- Problem statement:
Copy out every record below, word for word.

- Extracted data:

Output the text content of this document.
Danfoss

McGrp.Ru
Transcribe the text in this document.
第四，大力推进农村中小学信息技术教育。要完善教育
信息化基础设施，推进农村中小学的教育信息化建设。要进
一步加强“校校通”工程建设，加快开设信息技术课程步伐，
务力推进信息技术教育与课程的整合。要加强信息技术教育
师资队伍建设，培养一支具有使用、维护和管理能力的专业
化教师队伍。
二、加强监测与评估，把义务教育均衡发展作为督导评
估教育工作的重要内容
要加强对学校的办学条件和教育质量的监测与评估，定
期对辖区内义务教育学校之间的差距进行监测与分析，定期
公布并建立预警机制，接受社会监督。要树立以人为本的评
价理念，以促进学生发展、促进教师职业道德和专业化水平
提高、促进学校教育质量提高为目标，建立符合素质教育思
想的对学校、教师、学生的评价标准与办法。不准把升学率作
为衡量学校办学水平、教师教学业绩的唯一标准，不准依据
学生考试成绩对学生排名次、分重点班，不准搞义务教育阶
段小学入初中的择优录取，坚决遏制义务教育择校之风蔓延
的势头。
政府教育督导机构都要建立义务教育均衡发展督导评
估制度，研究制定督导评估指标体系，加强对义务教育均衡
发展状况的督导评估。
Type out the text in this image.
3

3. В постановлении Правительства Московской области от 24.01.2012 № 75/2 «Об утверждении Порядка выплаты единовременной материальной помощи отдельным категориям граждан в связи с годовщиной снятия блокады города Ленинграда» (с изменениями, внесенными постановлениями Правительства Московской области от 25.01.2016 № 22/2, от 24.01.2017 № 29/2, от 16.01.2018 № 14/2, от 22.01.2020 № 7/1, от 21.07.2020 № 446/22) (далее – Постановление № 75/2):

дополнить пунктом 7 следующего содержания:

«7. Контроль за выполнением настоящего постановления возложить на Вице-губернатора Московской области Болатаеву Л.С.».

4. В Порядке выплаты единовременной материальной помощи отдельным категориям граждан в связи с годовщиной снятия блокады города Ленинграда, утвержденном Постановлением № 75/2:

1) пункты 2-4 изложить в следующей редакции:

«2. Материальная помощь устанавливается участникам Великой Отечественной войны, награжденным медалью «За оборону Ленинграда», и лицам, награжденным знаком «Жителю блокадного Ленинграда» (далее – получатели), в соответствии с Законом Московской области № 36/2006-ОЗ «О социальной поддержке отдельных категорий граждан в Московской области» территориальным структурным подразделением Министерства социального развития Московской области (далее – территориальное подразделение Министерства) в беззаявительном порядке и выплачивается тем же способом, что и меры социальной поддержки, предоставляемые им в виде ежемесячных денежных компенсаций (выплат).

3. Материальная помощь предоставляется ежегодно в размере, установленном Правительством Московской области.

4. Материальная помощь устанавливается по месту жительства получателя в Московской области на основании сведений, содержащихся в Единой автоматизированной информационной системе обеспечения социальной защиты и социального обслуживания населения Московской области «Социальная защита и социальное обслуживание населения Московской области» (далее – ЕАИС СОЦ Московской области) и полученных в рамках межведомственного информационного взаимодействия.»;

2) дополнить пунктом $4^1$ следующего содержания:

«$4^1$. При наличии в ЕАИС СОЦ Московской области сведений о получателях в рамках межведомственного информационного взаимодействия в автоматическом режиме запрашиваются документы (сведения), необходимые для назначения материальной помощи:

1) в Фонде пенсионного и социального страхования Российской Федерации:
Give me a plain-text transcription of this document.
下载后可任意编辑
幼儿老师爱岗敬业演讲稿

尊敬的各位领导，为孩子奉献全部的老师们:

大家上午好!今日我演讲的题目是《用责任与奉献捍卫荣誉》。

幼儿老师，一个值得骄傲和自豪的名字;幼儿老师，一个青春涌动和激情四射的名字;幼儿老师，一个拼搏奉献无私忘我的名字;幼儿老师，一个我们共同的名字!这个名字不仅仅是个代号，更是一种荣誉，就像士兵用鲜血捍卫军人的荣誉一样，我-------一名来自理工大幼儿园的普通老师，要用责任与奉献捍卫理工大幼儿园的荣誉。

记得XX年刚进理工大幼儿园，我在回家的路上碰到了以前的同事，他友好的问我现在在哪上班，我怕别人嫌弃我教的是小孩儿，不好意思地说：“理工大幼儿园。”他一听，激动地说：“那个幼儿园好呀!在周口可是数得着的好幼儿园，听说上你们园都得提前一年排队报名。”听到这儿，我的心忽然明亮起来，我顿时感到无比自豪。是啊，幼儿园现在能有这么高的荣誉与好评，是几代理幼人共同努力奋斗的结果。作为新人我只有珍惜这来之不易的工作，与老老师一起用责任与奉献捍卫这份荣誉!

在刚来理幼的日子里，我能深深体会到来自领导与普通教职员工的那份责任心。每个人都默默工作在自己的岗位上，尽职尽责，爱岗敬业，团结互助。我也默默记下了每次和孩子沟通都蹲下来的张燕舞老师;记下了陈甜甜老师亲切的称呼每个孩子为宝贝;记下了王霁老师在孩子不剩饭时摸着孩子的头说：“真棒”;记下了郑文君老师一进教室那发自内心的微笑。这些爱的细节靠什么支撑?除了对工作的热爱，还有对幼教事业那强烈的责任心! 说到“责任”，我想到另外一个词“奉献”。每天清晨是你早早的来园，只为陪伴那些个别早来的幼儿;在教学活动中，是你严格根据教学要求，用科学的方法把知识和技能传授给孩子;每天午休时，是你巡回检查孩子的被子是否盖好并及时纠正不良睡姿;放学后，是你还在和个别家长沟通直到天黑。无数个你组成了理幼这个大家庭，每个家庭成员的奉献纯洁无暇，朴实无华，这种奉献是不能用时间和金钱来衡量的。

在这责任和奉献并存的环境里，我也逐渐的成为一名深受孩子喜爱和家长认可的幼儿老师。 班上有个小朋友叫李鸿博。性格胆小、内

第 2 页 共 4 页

- Response:
Output the text content of this document.
Danfoss

McGrp.Ru
Transcribe the text in this document.
第四，大力推进农村中小学信息技术教育。要完善教育
信息化基础设施，推进农村中小学的教育信息化建设。要进
一步加强“校校通”工程建设，加快开设信息技术课程步伐，
务力推进信息技术教育与课程的整合。要加强信息技术教育
师资队伍建设，培养一支具有使用、维护和管理能力的专业
化教师队伍。
二、加强监测与评估，把义务教育均衡发展作为督导评
估教育工作的重要内容
要加强对学校的办学条件和教育质量的监测与评估，定
期对辖区内义务教育学校之间的差距进行监测与分析，定期
公布并建立预警机制，接受社会监督。要树立以人为本的评
价理念，以促进学生发展、促进教师职业道德和专业化水平
提高、促进学校教育质量提高为目标，建立符合素质教育思
想的对学校、教师、学生的评价标准与办法。不准把升学率作
为衡量学校办学水平、教师教学业绩的唯一标准，不准依据
学生考试成绩对学生排名次、分重点班，不准搞义务教育阶
段小学入初中的择优录取，坚决遏制义务教育择校之风蔓延
的势头。
政府教育督导机构都要建立义务教育均衡发展督导评
估制度，研究制定督导评估指标体系，加强对义务教育均衡
发展状况的督导评估。
Type out the text in this image.
3

3. В постановлении Правительства Московской области от 24.01.2012 № 75/2 «Об утверждении Порядка выплаты единовременной материальной помощи отдельным категориям граждан в связи с годовщиной снятия блокады города Ленинграда» (с изменениями, внесенными постановлениями Правительства Московской области от 25.01.2016 № 22/2, от 24.01.2017 № 29/2, от 16.01.2018 № 14/2, от 22.01.2020 № 7/1, от 21.07.2020 № 446/22) (далее – Постановление № 75/2):

дополнить пунктом 7 следующего содержания:

«7. Контроль за выполнением настоящего постановления возложить на Вице-губернатора Московской области Болатаеву Л.С.».

4. В Порядке выплаты единовременной материальной помощи отдельным категориям граждан в связи с годовщиной снятия блокады города Ленинграда, утвержденном Постановлением № 75/2:

1) пункты 2-4 изложить в следующей редакции:

«2. Материальная помощь устанавливается участникам Великой Отечественной войны, награжденным медалью «За оборону Ленинграда», и лицам, награжденным знаком «Жителю блокадного Ленинграда» (далее – получатели), в соответствии с Законом Московской области № 36/2006-ОЗ «О социальной поддержке отдельных категорий граждан в Московской области» территориальным структурным подразделением Министерства социального развития Московской области (далее – территориальное подразделение Министерства) в беззаявительном порядке и выплачивается тем же способом, что и меры социальной поддержки, предоставляемые им в виде ежемесячных денежных компенсаций (выплат).

3. Материальная помощь предоставляется ежегодно в размере, установленном Правительством Московской области.

4. Материальная помощь устанавливается по месту жительства получателя в Московской области на основании сведений, содержащихся в Единой автоматизированной информационной системе обеспечения социальной защиты и социального обслуживания населения Московской области «Социальная защита и социальное обслуживание населения Московской области» (далее – ЕАИС СОЦ Московской области) и полученных в рамках межведомственного информационного взаимодействия.»;

2) дополнить пунктом $4^1$ следующего содержания:

«$4^1$. При наличии в ЕАИС СОЦ Московской области сведений о получателях в рамках межведомственного информационного взаимодействия в автоматическом режиме запрашиваются документы (сведения), необходимые для назначения материальной помощи:

1) в Фонде пенсионного и социального страхования Российской Федерации:
Give me a plain-text transcription of this document.
下载后可任意编辑
幼儿老师爱岗敬业演讲稿

尊敬的各位领导，为孩子奉献全部的老师们:

大家上午好!今日我演讲的题目是《用责任与奉献捍卫荣誉》。

幼儿老师，一个值得骄傲和自豪的名字;幼儿老师，一个青春涌动和激情四射的名字;幼儿老师，一个拼搏奉献无私忘我的名字;幼儿老师，一个我们共同的名字!这个名字不仅仅是个代号，更是一种荣誉，就像士兵用鲜血捍卫军人的荣誉一样，我-------一名来自理工大幼儿园的普通老师，要用责任与奉献捍卫理工大幼儿园的荣誉。

记得XX年刚进理工大幼儿园，我在回家的路上碰到了以前的同事，他友好的问我现在在哪上班，我怕别人嫌弃我教的是小孩儿，不好意思地说：“理工大幼儿园。”他一听，激动地说：“那个幼儿园好呀!在周口可是数得着的好幼儿园，听说上你们园都得提前一年排队报名。”听到这儿，我的心忽然明亮起来，我顿时感到无比自豪。是啊，幼儿园现在能有这么高的荣誉与好评，是几代理幼人共同努力奋斗的结果。作为新人我只有珍惜这来之不易的工作，与老老师一起用责任与奉献捍卫这份荣誉!

在刚来理幼的日子里，我能深深体会到来自领导与普通教职员工的那份责任心。每个人都默默工作在自己的岗位上，尽职尽责，爱岗敬业，团结互助。我也默默记下了每次和孩子沟通都蹲下来的张燕舞老师;记下了陈甜甜老师亲切的称呼每个孩子为宝贝;记下了王霁老师在孩子不剩饭时摸着孩子的头说：“真棒”;记下了郑文君老师一进教室那发自内心的微笑。这些爱的细节靠什么支撑?除了对工作的热爱，还有对幼教事业那强烈的责任心! 说到“责任”，我想到另外一个词“奉献”。每天清晨是你早早的来园，只为陪伴那些个别早来的幼儿;在教学活动中，是你严格根据教学要求，用科学的方法把知识和技能传授给孩子;每天午休时，是你巡回检查孩子的被子是否盖好并及时纠正不良睡姿;放学后，是你还在和个别家长沟通直到天黑。无数个你组成了理幼这个大家庭，每个家庭成员的奉献纯洁无暇，朴实无华，这种奉献是不能用时间和金钱来衡量的。

在这责任和奉献并存的环境里，我也逐渐的成为一名深受孩子喜爱和家长认可的幼儿老师。 班上有个小朋友叫李鸿博。性格胆小、内

第 2 页 共 4 页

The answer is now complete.